Exercise brief: Give only the number of lines below that contain the word "коллинеарные".

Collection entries

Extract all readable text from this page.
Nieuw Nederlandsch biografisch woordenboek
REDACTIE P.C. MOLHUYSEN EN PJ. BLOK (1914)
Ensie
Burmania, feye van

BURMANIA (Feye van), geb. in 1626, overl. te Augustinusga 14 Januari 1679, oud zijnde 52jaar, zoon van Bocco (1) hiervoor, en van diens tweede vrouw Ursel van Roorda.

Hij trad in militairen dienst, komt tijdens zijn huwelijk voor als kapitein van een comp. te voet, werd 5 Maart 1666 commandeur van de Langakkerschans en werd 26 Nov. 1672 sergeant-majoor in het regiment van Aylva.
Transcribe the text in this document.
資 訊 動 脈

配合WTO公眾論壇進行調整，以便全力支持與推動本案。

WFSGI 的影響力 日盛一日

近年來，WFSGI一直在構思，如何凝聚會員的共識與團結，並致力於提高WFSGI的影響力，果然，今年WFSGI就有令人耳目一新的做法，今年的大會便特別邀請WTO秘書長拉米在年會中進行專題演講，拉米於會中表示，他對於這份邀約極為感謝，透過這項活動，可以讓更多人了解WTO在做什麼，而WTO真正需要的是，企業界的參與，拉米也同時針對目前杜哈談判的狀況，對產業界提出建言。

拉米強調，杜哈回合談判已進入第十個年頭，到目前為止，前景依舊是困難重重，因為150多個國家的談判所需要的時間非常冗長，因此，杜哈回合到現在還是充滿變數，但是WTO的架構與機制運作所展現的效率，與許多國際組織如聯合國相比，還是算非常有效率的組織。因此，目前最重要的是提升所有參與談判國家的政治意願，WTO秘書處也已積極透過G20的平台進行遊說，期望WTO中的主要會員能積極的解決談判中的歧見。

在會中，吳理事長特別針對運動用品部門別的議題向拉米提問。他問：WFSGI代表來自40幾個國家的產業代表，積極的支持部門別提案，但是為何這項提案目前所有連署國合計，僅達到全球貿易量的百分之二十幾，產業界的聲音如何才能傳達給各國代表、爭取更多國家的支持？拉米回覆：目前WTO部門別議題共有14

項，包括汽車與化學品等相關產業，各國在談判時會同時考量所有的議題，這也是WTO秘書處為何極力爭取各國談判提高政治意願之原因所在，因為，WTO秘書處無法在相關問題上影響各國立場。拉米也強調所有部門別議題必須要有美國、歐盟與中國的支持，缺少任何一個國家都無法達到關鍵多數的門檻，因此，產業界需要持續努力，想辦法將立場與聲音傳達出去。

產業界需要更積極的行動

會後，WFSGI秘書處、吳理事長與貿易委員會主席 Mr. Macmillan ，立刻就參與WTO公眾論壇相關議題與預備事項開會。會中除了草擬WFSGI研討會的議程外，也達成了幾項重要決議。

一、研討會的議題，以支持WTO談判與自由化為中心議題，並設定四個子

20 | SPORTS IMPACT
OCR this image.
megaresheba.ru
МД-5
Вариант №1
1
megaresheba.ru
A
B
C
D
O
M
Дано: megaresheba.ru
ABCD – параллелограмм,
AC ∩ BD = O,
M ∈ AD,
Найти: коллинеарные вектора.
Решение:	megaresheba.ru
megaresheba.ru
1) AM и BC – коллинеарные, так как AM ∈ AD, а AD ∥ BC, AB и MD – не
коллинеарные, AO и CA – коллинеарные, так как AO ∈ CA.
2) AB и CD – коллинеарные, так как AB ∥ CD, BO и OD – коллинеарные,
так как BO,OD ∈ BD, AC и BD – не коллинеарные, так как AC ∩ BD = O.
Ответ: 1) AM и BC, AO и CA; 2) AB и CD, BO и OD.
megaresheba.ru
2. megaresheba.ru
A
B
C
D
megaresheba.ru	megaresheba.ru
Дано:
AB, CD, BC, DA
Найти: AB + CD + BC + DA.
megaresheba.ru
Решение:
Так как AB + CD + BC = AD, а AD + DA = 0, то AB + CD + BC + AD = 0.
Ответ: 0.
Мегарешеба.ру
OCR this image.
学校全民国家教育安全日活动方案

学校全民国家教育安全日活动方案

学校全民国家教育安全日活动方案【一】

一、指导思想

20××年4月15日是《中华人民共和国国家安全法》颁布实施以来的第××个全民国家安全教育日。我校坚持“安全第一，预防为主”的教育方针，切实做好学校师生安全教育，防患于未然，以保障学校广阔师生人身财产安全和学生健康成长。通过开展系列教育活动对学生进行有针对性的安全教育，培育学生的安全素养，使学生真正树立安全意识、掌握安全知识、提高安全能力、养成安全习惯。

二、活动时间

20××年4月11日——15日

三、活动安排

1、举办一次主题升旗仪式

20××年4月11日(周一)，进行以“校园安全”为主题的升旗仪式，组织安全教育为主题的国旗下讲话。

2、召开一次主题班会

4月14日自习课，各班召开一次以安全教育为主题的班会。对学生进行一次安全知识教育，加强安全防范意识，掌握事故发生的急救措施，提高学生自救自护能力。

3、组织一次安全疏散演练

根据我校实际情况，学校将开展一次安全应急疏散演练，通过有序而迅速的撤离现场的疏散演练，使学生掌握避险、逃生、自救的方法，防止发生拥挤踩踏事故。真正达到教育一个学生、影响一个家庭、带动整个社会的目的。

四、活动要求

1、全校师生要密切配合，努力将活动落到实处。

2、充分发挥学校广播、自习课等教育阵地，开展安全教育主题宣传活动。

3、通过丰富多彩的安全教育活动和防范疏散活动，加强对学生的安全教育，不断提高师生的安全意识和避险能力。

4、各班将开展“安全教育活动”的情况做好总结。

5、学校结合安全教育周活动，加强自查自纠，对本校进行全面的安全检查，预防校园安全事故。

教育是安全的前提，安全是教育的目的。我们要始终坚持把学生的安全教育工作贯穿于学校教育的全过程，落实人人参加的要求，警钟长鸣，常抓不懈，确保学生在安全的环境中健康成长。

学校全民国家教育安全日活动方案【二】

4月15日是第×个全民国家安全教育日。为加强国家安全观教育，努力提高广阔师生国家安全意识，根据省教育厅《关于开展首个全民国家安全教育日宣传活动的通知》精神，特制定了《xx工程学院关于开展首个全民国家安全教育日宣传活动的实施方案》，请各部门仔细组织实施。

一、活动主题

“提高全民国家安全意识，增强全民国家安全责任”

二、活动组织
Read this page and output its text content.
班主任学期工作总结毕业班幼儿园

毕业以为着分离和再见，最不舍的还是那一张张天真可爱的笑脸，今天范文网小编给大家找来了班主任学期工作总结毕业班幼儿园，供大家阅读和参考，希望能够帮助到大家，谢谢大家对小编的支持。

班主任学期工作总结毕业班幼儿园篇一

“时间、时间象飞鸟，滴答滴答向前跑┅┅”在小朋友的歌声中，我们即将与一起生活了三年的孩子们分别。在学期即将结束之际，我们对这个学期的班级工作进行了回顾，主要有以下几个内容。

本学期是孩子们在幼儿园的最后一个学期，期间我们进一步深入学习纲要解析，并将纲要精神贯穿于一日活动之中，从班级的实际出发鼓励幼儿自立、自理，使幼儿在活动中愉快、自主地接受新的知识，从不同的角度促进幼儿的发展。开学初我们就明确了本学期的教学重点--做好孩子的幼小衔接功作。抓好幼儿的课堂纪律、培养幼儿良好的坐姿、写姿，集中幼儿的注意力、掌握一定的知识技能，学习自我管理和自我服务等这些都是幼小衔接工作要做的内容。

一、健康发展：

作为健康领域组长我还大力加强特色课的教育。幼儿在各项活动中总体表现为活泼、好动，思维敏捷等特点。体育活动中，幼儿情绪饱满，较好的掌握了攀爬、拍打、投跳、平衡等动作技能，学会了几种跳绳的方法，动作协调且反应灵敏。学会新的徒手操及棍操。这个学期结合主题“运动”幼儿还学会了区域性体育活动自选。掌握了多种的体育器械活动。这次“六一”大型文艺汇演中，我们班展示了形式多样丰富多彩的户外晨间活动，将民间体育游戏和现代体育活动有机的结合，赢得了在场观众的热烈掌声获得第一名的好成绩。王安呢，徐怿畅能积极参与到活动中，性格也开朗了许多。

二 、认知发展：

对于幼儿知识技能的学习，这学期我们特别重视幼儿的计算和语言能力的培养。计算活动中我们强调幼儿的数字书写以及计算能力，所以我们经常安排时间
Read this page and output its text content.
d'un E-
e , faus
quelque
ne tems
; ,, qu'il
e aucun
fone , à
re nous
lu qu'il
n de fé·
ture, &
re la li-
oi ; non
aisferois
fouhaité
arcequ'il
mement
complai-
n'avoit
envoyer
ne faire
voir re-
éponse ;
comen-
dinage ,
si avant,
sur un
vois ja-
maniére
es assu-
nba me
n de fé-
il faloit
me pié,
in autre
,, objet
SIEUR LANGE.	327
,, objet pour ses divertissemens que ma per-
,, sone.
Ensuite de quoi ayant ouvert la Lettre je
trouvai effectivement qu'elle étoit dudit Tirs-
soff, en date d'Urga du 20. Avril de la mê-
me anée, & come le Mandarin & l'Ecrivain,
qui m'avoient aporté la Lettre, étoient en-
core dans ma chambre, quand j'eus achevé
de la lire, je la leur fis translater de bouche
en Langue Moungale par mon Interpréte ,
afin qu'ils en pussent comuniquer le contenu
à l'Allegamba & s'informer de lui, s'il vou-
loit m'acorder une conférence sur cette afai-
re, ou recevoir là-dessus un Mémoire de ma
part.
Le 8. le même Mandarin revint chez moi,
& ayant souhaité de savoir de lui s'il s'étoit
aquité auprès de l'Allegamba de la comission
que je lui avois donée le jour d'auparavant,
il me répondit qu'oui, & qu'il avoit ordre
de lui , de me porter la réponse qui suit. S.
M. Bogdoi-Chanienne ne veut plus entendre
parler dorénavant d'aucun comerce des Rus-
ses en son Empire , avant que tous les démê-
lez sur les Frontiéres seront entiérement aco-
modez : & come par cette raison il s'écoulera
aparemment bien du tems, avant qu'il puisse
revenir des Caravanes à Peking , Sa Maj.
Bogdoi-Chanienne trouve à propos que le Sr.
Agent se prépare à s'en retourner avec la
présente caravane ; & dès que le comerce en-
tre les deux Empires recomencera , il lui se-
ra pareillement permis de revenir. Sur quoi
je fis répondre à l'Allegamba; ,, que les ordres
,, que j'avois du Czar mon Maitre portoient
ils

Completed exercise: 5